[Start DATASET EXCERPTS]

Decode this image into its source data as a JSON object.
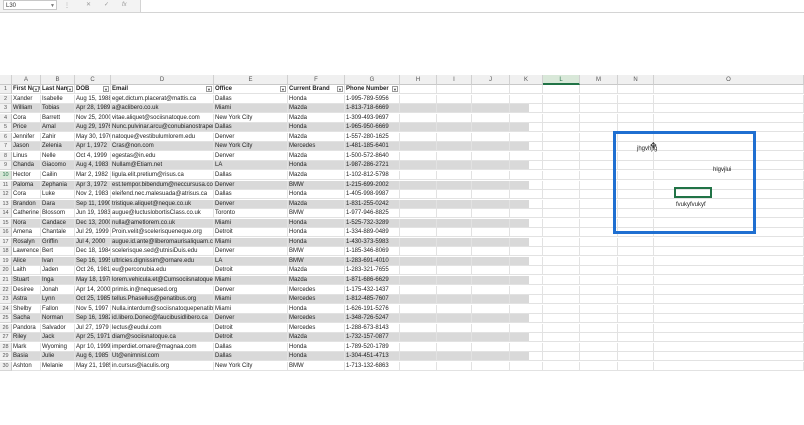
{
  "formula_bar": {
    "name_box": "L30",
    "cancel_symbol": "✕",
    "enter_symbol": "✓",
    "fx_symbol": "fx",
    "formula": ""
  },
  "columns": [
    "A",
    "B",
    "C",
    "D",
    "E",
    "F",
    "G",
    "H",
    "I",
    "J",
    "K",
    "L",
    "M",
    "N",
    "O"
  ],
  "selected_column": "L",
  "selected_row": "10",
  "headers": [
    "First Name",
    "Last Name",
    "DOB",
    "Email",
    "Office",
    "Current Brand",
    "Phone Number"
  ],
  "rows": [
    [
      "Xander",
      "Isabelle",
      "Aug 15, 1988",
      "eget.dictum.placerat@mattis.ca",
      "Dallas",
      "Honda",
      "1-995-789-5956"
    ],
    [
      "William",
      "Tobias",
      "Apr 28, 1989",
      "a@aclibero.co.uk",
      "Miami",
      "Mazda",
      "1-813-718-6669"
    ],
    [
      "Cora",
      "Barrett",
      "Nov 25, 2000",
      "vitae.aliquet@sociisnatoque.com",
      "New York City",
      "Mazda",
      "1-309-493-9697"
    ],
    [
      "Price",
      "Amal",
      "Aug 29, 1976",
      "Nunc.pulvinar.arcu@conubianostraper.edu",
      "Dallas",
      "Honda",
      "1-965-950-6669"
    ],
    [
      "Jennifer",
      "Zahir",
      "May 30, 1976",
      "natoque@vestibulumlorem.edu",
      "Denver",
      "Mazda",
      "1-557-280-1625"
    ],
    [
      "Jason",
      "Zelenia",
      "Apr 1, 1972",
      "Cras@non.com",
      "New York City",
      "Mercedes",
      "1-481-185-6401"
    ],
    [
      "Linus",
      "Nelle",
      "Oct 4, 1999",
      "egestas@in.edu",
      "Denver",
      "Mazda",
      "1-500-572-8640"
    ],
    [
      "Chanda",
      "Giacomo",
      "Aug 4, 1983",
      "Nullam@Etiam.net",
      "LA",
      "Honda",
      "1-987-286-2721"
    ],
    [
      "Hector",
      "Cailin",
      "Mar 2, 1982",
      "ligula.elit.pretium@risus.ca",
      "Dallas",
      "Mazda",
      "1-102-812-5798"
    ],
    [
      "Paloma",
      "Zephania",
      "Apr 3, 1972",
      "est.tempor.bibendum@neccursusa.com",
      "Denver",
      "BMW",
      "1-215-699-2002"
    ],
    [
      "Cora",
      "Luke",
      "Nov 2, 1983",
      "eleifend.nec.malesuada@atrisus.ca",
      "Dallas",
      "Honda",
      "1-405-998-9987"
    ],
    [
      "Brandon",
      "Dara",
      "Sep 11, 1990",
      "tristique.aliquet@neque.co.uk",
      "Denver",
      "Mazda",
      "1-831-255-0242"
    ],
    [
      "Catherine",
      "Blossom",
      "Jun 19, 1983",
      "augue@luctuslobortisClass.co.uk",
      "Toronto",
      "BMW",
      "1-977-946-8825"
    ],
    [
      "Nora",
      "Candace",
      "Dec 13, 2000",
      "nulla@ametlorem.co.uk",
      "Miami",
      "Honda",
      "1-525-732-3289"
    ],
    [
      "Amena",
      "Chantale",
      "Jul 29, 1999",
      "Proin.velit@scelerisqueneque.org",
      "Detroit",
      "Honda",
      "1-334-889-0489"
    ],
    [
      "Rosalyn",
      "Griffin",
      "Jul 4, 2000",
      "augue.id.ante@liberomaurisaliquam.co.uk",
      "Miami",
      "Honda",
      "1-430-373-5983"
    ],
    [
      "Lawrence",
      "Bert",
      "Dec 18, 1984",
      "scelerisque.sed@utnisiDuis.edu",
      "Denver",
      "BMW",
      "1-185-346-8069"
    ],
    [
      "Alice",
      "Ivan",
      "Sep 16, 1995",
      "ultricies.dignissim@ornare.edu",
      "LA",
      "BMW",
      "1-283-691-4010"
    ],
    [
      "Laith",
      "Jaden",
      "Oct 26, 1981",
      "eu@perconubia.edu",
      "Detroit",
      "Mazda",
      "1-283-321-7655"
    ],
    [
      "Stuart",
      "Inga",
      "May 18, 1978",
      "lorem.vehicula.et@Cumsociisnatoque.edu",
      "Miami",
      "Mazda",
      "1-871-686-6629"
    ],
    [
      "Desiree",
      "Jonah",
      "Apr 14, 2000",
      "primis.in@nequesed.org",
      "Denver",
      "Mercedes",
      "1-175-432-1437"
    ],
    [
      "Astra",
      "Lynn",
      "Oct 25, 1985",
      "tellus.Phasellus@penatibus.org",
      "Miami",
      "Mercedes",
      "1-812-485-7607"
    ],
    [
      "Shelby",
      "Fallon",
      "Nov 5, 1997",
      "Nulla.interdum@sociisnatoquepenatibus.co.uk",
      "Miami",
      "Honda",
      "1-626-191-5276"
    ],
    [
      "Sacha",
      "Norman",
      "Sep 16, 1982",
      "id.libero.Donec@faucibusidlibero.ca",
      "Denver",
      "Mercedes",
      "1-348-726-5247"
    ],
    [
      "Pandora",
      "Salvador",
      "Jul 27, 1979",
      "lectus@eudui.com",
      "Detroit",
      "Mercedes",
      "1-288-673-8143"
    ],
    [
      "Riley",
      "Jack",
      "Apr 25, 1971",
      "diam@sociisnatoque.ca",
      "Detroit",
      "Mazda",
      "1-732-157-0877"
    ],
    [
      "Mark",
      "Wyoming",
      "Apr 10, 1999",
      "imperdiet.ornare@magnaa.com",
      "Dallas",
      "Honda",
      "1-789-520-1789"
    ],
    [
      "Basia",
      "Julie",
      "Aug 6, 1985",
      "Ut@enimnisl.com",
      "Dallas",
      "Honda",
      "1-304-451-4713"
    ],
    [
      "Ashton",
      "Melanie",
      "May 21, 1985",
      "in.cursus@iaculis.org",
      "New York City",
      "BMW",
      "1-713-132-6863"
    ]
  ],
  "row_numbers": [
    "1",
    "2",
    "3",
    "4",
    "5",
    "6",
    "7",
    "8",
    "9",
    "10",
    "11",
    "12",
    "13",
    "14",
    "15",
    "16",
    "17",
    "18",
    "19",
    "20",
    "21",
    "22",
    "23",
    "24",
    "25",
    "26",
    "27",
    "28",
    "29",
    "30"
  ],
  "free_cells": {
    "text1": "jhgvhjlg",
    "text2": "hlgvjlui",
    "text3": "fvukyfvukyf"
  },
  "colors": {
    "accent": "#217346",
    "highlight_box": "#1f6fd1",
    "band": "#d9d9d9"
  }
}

[End DATASET EXCERPTS]
[Start DATASET EXCERPTS]

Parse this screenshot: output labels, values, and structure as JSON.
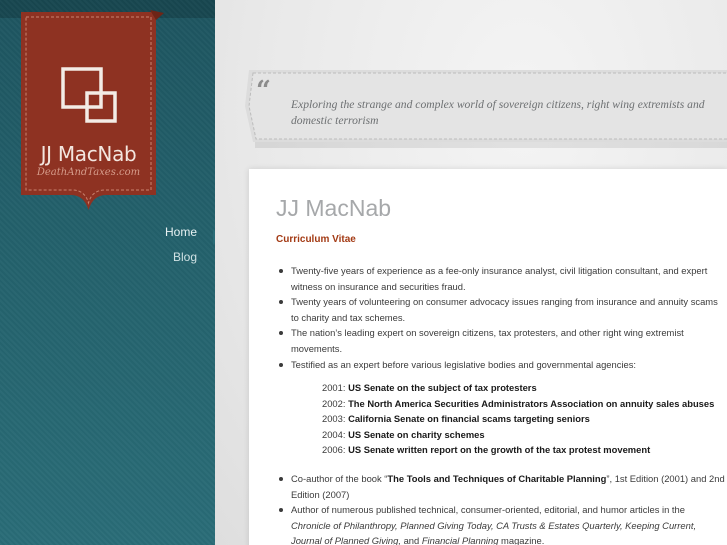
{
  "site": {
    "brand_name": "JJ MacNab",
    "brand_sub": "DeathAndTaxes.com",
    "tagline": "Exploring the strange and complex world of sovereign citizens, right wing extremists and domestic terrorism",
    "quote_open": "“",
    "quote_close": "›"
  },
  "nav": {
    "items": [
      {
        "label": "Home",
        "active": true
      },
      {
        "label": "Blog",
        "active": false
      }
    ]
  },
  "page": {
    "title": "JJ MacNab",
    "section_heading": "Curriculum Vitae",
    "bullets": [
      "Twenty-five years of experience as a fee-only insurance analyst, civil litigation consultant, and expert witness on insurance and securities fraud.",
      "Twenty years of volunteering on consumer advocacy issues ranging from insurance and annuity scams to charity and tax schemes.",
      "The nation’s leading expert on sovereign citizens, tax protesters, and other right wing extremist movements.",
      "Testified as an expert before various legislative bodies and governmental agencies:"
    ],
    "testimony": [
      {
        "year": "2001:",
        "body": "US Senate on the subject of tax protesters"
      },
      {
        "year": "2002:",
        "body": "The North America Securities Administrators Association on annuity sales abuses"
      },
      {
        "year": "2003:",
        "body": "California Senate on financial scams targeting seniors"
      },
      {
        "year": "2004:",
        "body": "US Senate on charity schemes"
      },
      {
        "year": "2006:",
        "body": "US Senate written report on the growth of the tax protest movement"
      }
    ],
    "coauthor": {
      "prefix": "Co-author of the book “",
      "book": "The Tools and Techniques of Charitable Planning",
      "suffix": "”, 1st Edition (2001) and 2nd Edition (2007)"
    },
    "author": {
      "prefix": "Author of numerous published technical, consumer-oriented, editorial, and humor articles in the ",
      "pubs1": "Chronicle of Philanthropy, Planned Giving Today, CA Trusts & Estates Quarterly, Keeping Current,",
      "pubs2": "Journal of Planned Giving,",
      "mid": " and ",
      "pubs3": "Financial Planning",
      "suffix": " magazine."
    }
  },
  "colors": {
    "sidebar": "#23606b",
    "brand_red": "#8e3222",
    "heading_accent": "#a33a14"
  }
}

[End DATASET EXCERPTS]

EXERCISE DETAILS:
The answer is one number: how many lines of the material above contain "body".

RESPONSE:
5